— begin Records shown —

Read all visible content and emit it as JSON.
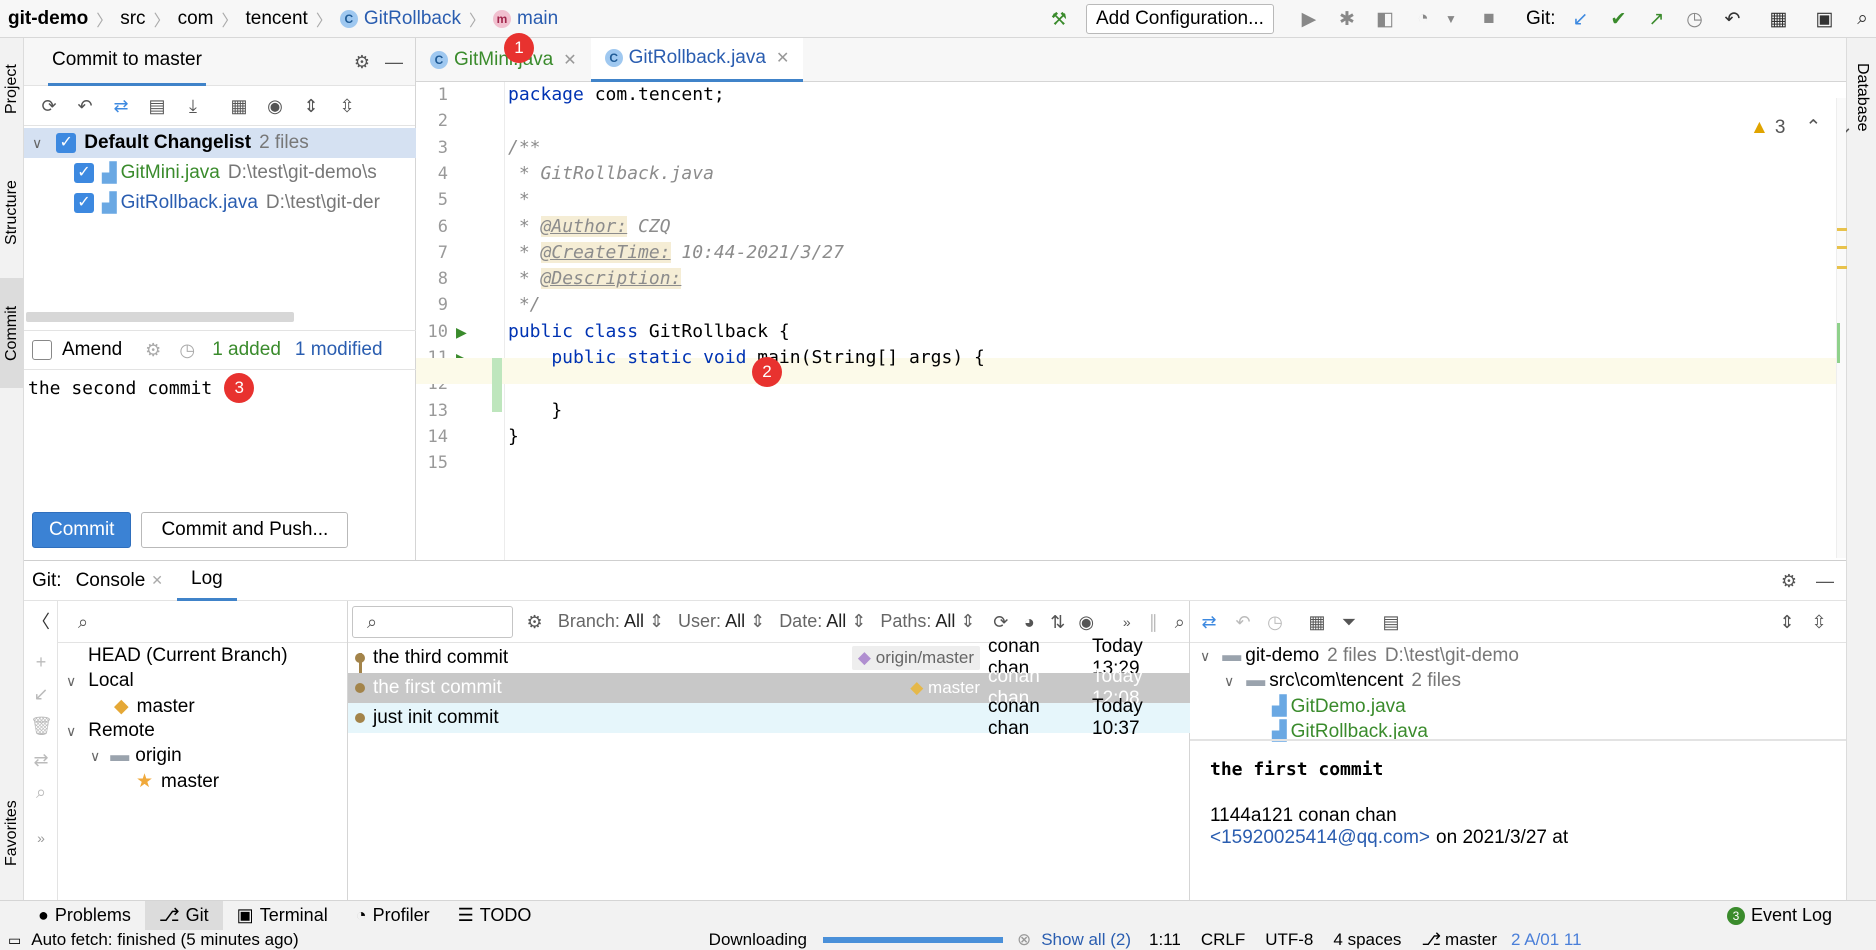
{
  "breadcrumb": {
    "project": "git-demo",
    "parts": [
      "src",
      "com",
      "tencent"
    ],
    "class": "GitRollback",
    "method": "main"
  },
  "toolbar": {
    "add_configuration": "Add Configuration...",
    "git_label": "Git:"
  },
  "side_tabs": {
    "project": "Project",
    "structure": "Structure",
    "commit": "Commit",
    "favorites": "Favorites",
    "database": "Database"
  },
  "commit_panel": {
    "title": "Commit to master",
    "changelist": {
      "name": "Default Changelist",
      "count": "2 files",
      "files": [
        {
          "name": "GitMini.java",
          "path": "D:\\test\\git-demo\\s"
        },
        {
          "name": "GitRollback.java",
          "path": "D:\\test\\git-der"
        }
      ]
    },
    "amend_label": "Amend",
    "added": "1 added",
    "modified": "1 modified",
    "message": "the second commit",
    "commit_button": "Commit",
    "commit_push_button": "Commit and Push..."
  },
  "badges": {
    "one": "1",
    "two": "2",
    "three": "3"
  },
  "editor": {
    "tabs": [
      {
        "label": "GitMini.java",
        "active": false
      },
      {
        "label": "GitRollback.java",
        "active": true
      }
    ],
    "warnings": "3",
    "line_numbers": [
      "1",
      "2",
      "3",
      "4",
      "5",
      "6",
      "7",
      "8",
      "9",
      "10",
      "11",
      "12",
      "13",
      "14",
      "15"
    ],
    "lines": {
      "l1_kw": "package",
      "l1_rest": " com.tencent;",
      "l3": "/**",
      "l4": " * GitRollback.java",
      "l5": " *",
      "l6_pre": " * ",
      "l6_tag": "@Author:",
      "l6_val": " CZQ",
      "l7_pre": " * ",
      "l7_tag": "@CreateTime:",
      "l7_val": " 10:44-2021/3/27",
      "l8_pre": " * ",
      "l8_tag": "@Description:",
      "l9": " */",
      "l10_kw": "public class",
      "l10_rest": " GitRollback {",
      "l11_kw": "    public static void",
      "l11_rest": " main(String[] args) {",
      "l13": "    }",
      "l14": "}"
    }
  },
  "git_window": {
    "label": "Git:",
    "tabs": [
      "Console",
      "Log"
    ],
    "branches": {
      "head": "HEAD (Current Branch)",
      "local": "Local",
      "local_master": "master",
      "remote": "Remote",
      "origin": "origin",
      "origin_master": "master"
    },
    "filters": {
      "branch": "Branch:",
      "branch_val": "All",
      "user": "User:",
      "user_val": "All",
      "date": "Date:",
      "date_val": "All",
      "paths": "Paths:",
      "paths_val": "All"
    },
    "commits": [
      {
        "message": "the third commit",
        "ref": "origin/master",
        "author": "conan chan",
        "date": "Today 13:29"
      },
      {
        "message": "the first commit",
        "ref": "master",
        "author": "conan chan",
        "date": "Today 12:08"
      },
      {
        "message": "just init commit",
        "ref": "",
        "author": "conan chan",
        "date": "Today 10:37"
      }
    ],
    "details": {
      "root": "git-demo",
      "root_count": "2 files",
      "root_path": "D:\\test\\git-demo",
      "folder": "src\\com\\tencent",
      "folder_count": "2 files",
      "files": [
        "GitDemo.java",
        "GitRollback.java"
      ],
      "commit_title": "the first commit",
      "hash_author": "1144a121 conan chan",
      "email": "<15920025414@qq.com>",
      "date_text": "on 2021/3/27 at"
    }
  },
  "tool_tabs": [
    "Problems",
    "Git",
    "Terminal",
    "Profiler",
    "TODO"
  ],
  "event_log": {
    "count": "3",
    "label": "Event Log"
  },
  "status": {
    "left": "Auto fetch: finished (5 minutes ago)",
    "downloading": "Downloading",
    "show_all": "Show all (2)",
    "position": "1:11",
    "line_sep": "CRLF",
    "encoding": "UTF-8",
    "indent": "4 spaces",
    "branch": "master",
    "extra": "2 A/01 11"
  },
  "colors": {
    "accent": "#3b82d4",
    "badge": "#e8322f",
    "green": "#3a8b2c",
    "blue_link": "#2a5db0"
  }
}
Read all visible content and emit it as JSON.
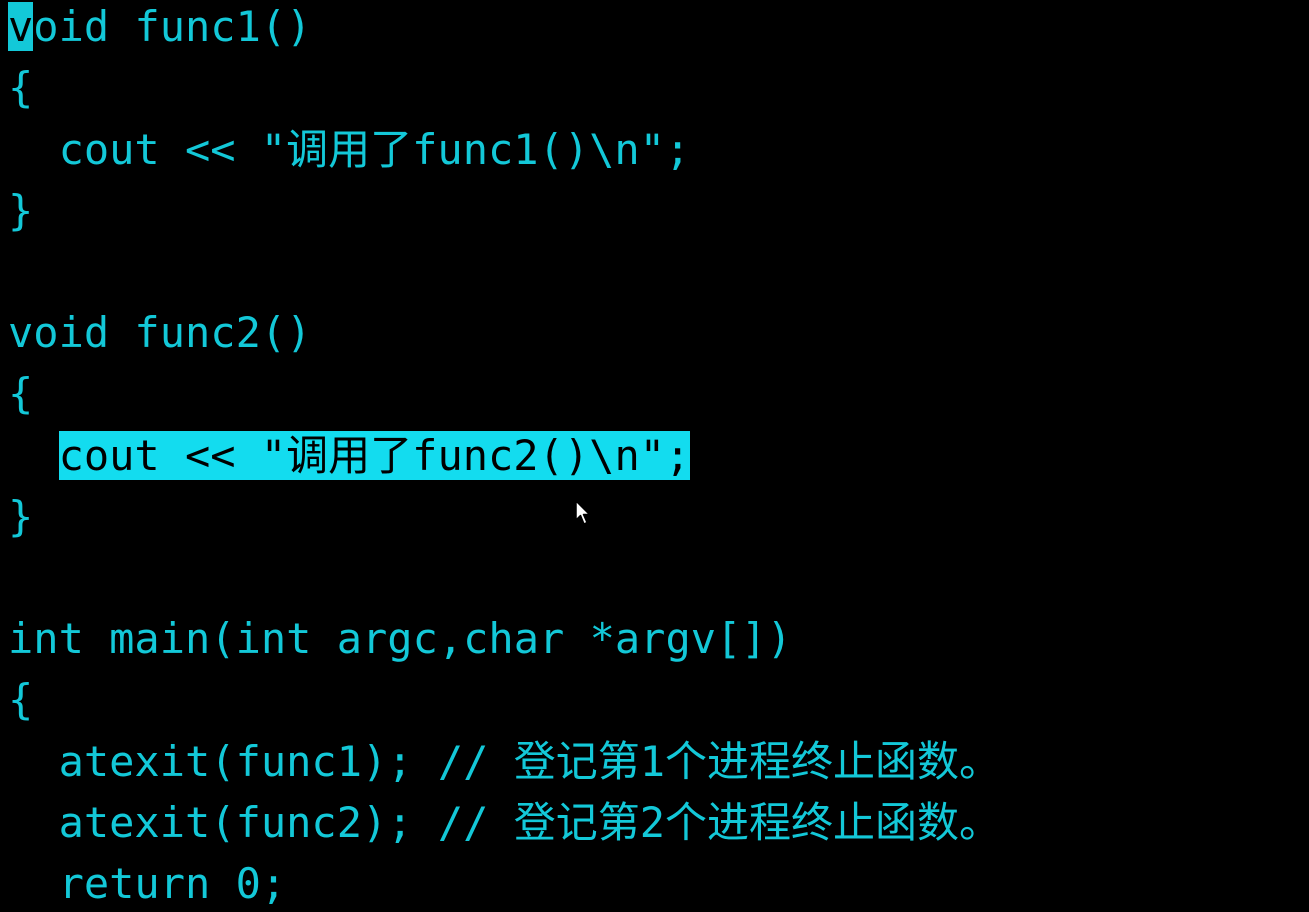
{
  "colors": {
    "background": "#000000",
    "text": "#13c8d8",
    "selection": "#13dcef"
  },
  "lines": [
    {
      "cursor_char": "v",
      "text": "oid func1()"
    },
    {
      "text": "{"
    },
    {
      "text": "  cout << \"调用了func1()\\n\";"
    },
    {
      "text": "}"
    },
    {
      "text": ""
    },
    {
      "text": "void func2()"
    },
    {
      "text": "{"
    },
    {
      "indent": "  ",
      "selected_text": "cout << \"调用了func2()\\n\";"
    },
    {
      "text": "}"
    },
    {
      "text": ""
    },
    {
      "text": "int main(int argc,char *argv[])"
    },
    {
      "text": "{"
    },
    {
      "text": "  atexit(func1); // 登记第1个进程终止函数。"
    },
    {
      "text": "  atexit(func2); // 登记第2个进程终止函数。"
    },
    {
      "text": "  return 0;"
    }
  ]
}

— end Records shown —

* _The request_
Transcribe the full listing above exactly, with the images removed.

* _Answer to the task_
Read all visible content and emit it as JSON.
{
  "breadcrumb": {
    "project": "git-demo",
    "parts": [
      "src",
      "com",
      "tencent"
    ],
    "class": "GitRollback",
    "method": "main"
  },
  "toolbar": {
    "add_configuration": "Add Configuration...",
    "git_label": "Git:"
  },
  "side_tabs": {
    "project": "Project",
    "structure": "Structure",
    "commit": "Commit",
    "favorites": "Favorites",
    "database": "Database"
  },
  "commit_panel": {
    "title": "Commit to master",
    "changelist": {
      "name": "Default Changelist",
      "count": "2 files",
      "files": [
        {
          "name": "GitMini.java",
          "path": "D:\\test\\git-demo\\s"
        },
        {
          "name": "GitRollback.java",
          "path": "D:\\test\\git-der"
        }
      ]
    },
    "amend_label": "Amend",
    "added": "1 added",
    "modified": "1 modified",
    "message": "the second commit",
    "commit_button": "Commit",
    "commit_push_button": "Commit and Push..."
  },
  "badges": {
    "one": "1",
    "two": "2",
    "three": "3"
  },
  "editor": {
    "tabs": [
      {
        "label": "GitMini.java",
        "active": false
      },
      {
        "label": "GitRollback.java",
        "active": true
      }
    ],
    "warnings": "3",
    "line_numbers": [
      "1",
      "2",
      "3",
      "4",
      "5",
      "6",
      "7",
      "8",
      "9",
      "10",
      "11",
      "12",
      "13",
      "14",
      "15"
    ],
    "lines": {
      "l1_kw": "package",
      "l1_rest": " com.tencent;",
      "l3": "/**",
      "l4": " * GitRollback.java",
      "l5": " *",
      "l6_pre": " * ",
      "l6_tag": "@Author:",
      "l6_val": " CZQ",
      "l7_pre": " * ",
      "l7_tag": "@CreateTime:",
      "l7_val": " 10:44-2021/3/27",
      "l8_pre": " * ",
      "l8_tag": "@Description:",
      "l9": " */",
      "l10_kw": "public class",
      "l10_rest": " GitRollback {",
      "l11_kw": "    public static void",
      "l11_rest": " main(String[] args) {",
      "l13": "    }",
      "l14": "}"
    }
  },
  "git_window": {
    "label": "Git:",
    "tabs": [
      "Console",
      "Log"
    ],
    "branches": {
      "head": "HEAD (Current Branch)",
      "local": "Local",
      "local_master": "master",
      "remote": "Remote",
      "origin": "origin",
      "origin_master": "master"
    },
    "filters": {
      "branch": "Branch:",
      "branch_val": "All",
      "user": "User:",
      "user_val": "All",
      "date": "Date:",
      "date_val": "All",
      "paths": "Paths:",
      "paths_val": "All"
    },
    "commits": [
      {
        "message": "the third commit",
        "ref": "origin/master",
        "author": "conan chan",
        "date": "Today 13:29"
      },
      {
        "message": "the first commit",
        "ref": "master",
        "author": "conan chan",
        "date": "Today 12:08"
      },
      {
        "message": "just init commit",
        "ref": "",
        "author": "conan chan",
        "date": "Today 10:37"
      }
    ],
    "details": {
      "root": "git-demo",
      "root_count": "2 files",
      "root_path": "D:\\test\\git-demo",
      "folder": "src\\com\\tencent",
      "folder_count": "2 files",
      "files": [
        "GitDemo.java",
        "GitRollback.java"
      ],
      "commit_title": "the first commit",
      "hash_author": "1144a121 conan chan",
      "email": "<15920025414@qq.com>",
      "date_text": "on 2021/3/27 at"
    }
  },
  "tool_tabs": [
    "Problems",
    "Git",
    "Terminal",
    "Profiler",
    "TODO"
  ],
  "event_log": {
    "count": "3",
    "label": "Event Log"
  },
  "status": {
    "left": "Auto fetch: finished (5 minutes ago)",
    "downloading": "Downloading",
    "show_all": "Show all (2)",
    "position": "1:11",
    "line_sep": "CRLF",
    "encoding": "UTF-8",
    "indent": "4 spaces",
    "branch": "master",
    "extra": "2 A/01 11"
  },
  "colors": {
    "accent": "#3b82d4",
    "badge": "#e8322f",
    "green": "#3a8b2c",
    "blue_link": "#2a5db0"
  }
}
Read all visible content and emit it as JSON.
{
  "colors": {
    "background": "#000000",
    "text": "#13c8d8",
    "selection": "#13dcef"
  },
  "lines": [
    {
      "cursor_char": "v",
      "text": "oid func1()"
    },
    {
      "text": "{"
    },
    {
      "text": "  cout << \"调用了func1()\\n\";"
    },
    {
      "text": "}"
    },
    {
      "text": ""
    },
    {
      "text": "void func2()"
    },
    {
      "text": "{"
    },
    {
      "indent": "  ",
      "selected_text": "cout << \"调用了func2()\\n\";"
    },
    {
      "text": "}"
    },
    {
      "text": ""
    },
    {
      "text": "int main(int argc,char *argv[])"
    },
    {
      "text": "{"
    },
    {
      "text": "  atexit(func1); // 登记第1个进程终止函数。"
    },
    {
      "text": "  atexit(func2); // 登记第2个进程终止函数。"
    },
    {
      "text": "  return 0;"
    }
  ]
}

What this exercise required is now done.